___ Passage to read ___
Net interest income, on a tax-equivalent basis, for the second
quarter of 1995 increased $9.6 million, or 12.5%, over the
second quarter of 1994. The net interest margin was 5.14% for
the current quarter, up 7 basis points from the same quarter
last year.
The taxable-equivalent adjustment required to make yields on
tax-exempt loans and investment securities comparable to taxable
loans and investment securities is shown in the following table.
The taxable-equivalent adjustment is based on a 35% federal
income tax rate in both 1995 and 1994.
<PAGE>
<TABLE>
<CAPTION> Six Months Ended Three Months Ended
June 30, June 30,
1995 1994 1995 1994
------- ------- ------- -------
(in thousands)
<S> <C> <C> <C> <C>
Interest income $ 297,662 234,971 153,318 122,354
Taxable-equivalent adjustment 2,776 3,003 1,368 1,515
------- ------- ------- -------
Interest income, taxable-
equivalent 300,438 237,974 154,686 123,869
Interest expense 130,323 92,309 68,809 47,565
------- ------- ------- -------
Net interest income, taxable-
equivalent $ 170,115 145,665 85,877 76,304
======= ======= ======= =======
</TABLE>
Provision for Loan Losses
During the first six months of 1995, the provision for loan
losses decreased $.6 million, or 5.0% over the same period in
1994. Annualized net charge-offs to average net loans for the
six months ended June 30, 1995, were .17% compared to .36%
during the first six months of 1994. The provision for loan
losses increased $.2 million, or 3.1%, during the second quarter
of 1995 when compared to the second quarter of 1994. Net
charge-offs to average net loans were .22% during the second
quarter of 1995, compared to .29% during the second quarter of
1994. The reserve for loan losses to loans was 1.54% as of June
30, 1995, and 1.48% at December 31, 1994. The primary reason
for the year-to-date decrease in the provision for loan losses
was due to the overall improvement in credit quality. This
improvement can be seen in Synovus' decrease in net charge-offs
as a percentage of average loans and in Synovus' lower
nonperforming asset ratio as a percentage of loans and other
real estate.
Non-Interest Income
Total non-interest income during the first six months of 1995
increased $24.4 million, or 18.8%, over the same period in 1994.
The increase in non-interest income resulted largely from
higher data processing services revenue, which increased $25.3
million, or 31.2%, during the six months ended June 30, 1995,
over the same period in 1994. Other increases in non-interest
income for the period include a $2.4 million, or 11.7%, increase
in service charges on deposit accounts, principally as a result
of increased volume and higher fee structures on deposit
accounts. The decrease in other operating income was due to a
non-recurring gain of $2.9 million on the sale of a credit card
portfolio in the first quarter of 1994.
___ Data to examine ___
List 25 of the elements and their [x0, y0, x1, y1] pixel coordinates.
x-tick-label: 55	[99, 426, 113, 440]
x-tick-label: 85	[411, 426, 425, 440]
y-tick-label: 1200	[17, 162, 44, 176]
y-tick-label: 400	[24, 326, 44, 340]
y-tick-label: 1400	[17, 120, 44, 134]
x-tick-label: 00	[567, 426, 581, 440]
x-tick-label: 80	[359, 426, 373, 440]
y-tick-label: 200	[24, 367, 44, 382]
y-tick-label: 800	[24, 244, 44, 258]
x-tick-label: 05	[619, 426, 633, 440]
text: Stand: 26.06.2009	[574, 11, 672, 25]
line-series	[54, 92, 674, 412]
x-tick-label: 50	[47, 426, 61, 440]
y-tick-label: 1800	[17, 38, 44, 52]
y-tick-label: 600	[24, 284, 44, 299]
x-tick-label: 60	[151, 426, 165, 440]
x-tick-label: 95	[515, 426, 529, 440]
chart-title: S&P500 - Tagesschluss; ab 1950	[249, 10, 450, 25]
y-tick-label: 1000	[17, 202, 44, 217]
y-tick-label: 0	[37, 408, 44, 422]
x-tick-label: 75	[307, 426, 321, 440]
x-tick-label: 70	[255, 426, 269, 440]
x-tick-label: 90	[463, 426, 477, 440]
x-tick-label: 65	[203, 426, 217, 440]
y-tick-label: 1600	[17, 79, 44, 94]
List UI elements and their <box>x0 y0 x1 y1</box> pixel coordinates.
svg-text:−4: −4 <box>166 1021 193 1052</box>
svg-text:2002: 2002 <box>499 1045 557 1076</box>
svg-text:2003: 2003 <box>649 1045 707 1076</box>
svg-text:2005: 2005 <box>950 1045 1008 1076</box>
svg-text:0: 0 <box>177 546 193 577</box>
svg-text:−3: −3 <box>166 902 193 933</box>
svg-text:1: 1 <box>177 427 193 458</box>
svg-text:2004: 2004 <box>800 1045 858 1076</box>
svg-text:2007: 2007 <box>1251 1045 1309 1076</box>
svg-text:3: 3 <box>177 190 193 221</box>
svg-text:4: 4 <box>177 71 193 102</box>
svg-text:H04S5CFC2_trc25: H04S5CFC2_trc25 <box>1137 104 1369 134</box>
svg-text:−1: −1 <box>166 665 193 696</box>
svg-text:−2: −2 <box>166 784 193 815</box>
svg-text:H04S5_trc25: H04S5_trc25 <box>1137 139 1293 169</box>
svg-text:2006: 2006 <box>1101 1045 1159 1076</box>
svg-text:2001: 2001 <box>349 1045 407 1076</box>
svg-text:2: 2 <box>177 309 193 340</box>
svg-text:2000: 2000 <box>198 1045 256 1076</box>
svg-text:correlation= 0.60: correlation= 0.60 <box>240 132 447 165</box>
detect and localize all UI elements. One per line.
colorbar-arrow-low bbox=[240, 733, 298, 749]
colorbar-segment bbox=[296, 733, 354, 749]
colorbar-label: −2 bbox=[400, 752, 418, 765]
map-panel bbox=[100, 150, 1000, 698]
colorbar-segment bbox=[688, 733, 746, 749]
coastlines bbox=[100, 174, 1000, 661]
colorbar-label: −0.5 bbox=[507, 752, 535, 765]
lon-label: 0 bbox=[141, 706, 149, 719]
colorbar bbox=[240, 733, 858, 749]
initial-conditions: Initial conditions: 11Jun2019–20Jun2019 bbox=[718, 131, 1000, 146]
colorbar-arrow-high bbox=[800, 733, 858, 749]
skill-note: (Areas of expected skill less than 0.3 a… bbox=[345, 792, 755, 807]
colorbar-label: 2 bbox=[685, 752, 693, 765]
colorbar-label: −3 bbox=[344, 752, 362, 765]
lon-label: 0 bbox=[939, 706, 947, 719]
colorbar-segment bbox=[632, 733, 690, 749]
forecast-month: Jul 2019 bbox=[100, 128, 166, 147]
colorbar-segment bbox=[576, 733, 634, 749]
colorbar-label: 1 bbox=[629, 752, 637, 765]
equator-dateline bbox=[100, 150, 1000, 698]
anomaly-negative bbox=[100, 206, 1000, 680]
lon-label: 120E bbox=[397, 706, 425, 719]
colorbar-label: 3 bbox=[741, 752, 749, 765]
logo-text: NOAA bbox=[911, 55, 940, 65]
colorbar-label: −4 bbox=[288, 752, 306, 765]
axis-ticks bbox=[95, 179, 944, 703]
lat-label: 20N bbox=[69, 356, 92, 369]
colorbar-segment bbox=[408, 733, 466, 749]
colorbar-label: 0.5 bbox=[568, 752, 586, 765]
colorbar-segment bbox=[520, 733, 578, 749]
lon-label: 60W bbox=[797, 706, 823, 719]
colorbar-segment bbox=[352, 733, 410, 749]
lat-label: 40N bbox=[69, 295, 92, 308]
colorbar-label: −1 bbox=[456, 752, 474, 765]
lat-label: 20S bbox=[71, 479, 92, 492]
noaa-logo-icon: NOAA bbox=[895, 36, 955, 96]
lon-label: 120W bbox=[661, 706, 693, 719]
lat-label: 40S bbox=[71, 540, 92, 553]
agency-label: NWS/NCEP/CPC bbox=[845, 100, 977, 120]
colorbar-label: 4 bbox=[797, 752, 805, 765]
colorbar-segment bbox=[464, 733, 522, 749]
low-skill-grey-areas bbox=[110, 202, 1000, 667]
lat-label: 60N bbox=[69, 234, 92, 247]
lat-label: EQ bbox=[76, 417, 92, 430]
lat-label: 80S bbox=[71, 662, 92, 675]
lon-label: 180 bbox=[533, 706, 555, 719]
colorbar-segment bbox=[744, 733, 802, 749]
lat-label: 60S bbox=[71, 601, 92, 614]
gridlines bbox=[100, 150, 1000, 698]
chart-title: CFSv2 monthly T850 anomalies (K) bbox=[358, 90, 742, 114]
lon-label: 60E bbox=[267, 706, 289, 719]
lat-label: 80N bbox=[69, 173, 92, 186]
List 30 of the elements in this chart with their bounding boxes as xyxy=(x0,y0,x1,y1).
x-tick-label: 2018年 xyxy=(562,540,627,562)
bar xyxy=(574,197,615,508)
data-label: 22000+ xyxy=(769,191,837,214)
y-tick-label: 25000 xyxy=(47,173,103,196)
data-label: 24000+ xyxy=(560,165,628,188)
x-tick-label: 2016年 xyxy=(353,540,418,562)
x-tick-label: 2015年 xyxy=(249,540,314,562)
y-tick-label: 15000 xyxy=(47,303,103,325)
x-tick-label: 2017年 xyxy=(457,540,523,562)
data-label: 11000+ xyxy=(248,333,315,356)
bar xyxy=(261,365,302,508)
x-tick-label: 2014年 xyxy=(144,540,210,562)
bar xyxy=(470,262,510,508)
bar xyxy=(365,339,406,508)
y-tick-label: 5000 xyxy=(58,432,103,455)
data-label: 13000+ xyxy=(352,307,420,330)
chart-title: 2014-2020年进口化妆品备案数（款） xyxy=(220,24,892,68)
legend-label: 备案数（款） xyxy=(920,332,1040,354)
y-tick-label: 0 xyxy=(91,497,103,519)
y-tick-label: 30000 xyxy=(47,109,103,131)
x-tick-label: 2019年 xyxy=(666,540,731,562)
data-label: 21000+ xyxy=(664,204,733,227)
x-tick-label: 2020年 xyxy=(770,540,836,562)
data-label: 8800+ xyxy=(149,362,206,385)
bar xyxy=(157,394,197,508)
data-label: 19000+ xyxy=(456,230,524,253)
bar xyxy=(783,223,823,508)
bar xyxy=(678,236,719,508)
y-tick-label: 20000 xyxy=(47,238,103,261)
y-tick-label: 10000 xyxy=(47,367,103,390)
___
Your assignment → List the row labels in the table of the report excerpt, in the order they appear. The items have nothing to do with the report excerpt.

Result of this task →
1. Interest income
2. Taxable-equivalent adjustment
3. Interest income, taxable-equivalent
4. Interest expense
5. Net interest income, taxable-equivalent